• EXERCISE: Copy each line holding the string "读下面的句子".

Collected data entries
+ + + + + + +
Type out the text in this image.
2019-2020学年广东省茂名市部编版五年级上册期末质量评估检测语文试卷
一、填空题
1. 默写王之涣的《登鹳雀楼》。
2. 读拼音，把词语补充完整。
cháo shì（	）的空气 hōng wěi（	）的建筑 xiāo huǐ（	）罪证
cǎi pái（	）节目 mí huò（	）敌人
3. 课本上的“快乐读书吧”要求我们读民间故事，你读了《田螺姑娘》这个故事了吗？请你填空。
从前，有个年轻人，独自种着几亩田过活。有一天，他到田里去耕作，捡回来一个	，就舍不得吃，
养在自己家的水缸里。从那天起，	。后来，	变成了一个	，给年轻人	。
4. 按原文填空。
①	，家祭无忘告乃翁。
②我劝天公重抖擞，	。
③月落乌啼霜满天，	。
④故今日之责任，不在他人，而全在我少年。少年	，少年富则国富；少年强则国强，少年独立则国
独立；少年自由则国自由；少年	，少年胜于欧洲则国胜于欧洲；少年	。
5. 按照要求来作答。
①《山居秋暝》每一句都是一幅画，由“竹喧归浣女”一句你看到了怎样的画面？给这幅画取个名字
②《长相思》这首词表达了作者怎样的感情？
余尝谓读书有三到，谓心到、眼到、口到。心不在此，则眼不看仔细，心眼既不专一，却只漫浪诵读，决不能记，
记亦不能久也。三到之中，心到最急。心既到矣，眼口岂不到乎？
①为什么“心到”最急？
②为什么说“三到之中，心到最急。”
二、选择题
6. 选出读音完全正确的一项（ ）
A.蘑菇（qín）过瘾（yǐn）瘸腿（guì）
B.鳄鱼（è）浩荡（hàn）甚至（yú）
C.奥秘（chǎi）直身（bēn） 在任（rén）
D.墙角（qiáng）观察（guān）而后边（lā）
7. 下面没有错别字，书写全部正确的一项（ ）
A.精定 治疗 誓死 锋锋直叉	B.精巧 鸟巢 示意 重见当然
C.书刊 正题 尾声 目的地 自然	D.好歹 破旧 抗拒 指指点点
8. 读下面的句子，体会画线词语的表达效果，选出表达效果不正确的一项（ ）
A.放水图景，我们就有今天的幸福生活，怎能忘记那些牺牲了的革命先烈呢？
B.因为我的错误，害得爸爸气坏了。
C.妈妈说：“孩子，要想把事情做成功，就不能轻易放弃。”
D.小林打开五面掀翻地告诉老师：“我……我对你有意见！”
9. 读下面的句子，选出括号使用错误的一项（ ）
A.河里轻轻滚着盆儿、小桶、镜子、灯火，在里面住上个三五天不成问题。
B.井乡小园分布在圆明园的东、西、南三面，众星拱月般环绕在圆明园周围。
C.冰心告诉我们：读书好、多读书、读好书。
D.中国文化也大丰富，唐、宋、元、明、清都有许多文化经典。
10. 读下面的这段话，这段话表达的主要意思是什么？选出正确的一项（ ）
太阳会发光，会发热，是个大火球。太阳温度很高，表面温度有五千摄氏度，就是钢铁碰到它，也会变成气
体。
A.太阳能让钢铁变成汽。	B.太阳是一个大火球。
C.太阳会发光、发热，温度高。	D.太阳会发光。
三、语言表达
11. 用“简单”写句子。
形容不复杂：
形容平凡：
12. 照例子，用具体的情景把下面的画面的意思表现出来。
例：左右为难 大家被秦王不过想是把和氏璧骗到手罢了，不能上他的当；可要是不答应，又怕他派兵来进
+ + + + + + +
• OUTPUT OF THE EXERCISE:
8. 读下面的句子，体会画线词语的表达效果，选出表达效果不正确的一项（ ）
9. 读下面的句子，选出括号使用错误的一项（ ）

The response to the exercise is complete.